DO THIS -> Each line of the material below should be reproduced exactly.

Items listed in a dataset
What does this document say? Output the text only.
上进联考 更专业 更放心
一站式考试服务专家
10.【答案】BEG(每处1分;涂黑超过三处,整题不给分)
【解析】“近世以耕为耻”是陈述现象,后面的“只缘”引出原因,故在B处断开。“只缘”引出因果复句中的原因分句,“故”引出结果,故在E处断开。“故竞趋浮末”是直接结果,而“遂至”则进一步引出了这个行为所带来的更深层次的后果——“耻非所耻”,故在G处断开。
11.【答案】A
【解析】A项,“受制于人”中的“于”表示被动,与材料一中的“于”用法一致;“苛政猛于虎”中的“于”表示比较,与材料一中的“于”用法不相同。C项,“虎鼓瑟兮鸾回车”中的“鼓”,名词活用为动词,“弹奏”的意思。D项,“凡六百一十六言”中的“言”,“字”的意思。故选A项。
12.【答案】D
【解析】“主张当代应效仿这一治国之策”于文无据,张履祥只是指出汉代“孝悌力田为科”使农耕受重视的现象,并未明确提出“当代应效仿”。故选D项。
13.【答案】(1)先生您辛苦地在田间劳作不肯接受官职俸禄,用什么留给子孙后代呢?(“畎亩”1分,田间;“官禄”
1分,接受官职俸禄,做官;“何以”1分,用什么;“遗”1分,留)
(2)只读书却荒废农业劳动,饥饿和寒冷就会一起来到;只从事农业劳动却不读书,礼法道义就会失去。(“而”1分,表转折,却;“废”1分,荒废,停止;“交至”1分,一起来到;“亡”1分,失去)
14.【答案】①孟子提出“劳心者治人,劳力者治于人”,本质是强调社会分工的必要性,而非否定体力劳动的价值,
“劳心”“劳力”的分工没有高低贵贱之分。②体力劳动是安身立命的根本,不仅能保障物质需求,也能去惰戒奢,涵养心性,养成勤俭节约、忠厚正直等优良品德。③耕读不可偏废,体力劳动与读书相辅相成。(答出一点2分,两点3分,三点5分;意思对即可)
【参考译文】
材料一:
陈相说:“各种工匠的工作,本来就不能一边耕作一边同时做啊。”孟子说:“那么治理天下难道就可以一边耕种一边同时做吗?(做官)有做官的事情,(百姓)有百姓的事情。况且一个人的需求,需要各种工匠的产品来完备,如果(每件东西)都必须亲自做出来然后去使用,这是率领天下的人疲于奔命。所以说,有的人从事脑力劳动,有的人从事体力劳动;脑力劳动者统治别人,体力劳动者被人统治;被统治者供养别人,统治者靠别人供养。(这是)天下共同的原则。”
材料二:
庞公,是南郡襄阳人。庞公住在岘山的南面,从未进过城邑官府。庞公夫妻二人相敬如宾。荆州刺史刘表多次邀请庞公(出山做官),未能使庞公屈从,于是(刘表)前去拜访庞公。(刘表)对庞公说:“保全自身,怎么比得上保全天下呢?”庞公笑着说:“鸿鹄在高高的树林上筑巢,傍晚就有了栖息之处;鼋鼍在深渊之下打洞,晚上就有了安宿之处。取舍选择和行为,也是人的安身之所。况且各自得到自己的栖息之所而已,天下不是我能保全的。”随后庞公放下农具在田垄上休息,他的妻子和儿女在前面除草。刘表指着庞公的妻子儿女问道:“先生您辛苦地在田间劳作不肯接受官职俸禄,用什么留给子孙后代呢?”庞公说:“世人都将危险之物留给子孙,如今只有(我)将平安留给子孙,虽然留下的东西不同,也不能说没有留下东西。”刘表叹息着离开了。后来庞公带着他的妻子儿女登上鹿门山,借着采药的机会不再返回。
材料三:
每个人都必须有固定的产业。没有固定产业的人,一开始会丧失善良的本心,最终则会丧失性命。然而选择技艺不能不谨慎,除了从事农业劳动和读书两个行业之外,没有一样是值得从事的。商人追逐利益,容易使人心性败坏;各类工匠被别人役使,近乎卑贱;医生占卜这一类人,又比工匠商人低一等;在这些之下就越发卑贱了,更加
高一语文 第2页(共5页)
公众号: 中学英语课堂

FULL SOLUTION ->
What does this document say? Output the text only.
上进联考 更专业 更放心
一站式考试服务专家
10.【答案】BEG(每处1分;涂黑超过三处,整题不给分)
【解析】“近世以耕为耻”是陈述现象,后面的“只缘”引出原因,故在B处断开。“只缘”引出因果复句中的原因分句,“故”引出结果,故在E处断开。“故竞趋浮末”是直接结果,而“遂至”则进一步引出了这个行为所带来的更深层次的后果——“耻非所耻”,故在G处断开。
11.【答案】A
【解析】A项,“受制于人”中的“于”表示被动,与材料一中的“于”用法一致;“苛政猛于虎”中的“于”表示比较,与材料一中的“于”用法不相同。C项,“虎鼓瑟兮鸾回车”中的“鼓”,名词活用为动词,“弹奏”的意思。D项,“凡六百一十六言”中的“言”,“字”的意思。故选A项。
12.【答案】D
【解析】“主张当代应效仿这一治国之策”于文无据,张履祥只是指出汉代“孝悌力田为科”使农耕受重视的现象,并未明确提出“当代应效仿”。故选D项。
13.【答案】(1)先生您辛苦地在田间劳作不肯接受官职俸禄,用什么留给子孙后代呢?(“畎亩”1分,田间;“官禄”
1分,接受官职俸禄,做官;“何以”1分,用什么;“遗”1分,留)
(2)只读书却荒废农业劳动,饥饿和寒冷就会一起来到;只从事农业劳动却不读书,礼法道义就会失去。(“而”1分,表转折,却;“废”1分,荒废,停止;“交至”1分,一起来到;“亡”1分,失去)
14.【答案】①孟子提出“劳心者治人,劳力者治于人”,本质是强调社会分工的必要性,而非否定体力劳动的价值,
“劳心”“劳力”的分工没有高低贵贱之分。②体力劳动是安身立命的根本,不仅能保障物质需求,也能去惰戒奢,涵养心性,养成勤俭节约、忠厚正直等优良品德。③耕读不可偏废,体力劳动与读书相辅相成。(答出一点2分,两点3分,三点5分;意思对即可)
【参考译文】
材料一:
陈相说:“各种工匠的工作,本来就不能一边耕作一边同时做啊。”孟子说:“那么治理天下难道就可以一边耕种一边同时做吗?(做官)有做官的事情,(百姓)有百姓的事情。况且一个人的需求,需要各种工匠的产品来完备,如果(每件东西)都必须亲自做出来然后去使用,这是率领天下的人疲于奔命。所以说,有的人从事脑力劳动,有的人从事体力劳动;脑力劳动者统治别人,体力劳动者被人统治;被统治者供养别人,统治者靠别人供养。(这是)天下共同的原则。”
材料二:
庞公,是南郡襄阳人。庞公住在岘山的南面,从未进过城邑官府。庞公夫妻二人相敬如宾。荆州刺史刘表多次邀请庞公(出山做官),未能使庞公屈从,于是(刘表)前去拜访庞公。(刘表)对庞公说:“保全自身,怎么比得上保全天下呢?”庞公笑着说:“鸿鹄在高高的树林上筑巢,傍晚就有了栖息之处;鼋鼍在深渊之下打洞,晚上就有了安宿之处。取舍选择和行为,也是人的安身之所。况且各自得到自己的栖息之所而已,天下不是我能保全的。”随后庞公放下农具在田垄上休息,他的妻子和儿女在前面除草。刘表指着庞公的妻子儿女问道:“先生您辛苦地在田间劳作不肯接受官职俸禄,用什么留给子孙后代呢?”庞公说:“世人都将危险之物留给子孙,如今只有(我)将平安留给子孙,虽然留下的东西不同,也不能说没有留下东西。”刘表叹息着离开了。后来庞公带着他的妻子儿女登上鹿门山,借着采药的机会不再返回。
材料三:
每个人都必须有固定的产业。没有固定产业的人,一开始会丧失善良的本心,最终则会丧失性命。然而选择技艺不能不谨慎,除了从事农业劳动和读书两个行业之外,没有一样是值得从事的。商人追逐利益,容易使人心性败坏;各类工匠被别人役使,近乎卑贱;医生占卜这一类人,又比工匠商人低一等;在这些之下就越发卑贱了,更加
高一语文 第2页(共5页)
公众号: 中学英语课堂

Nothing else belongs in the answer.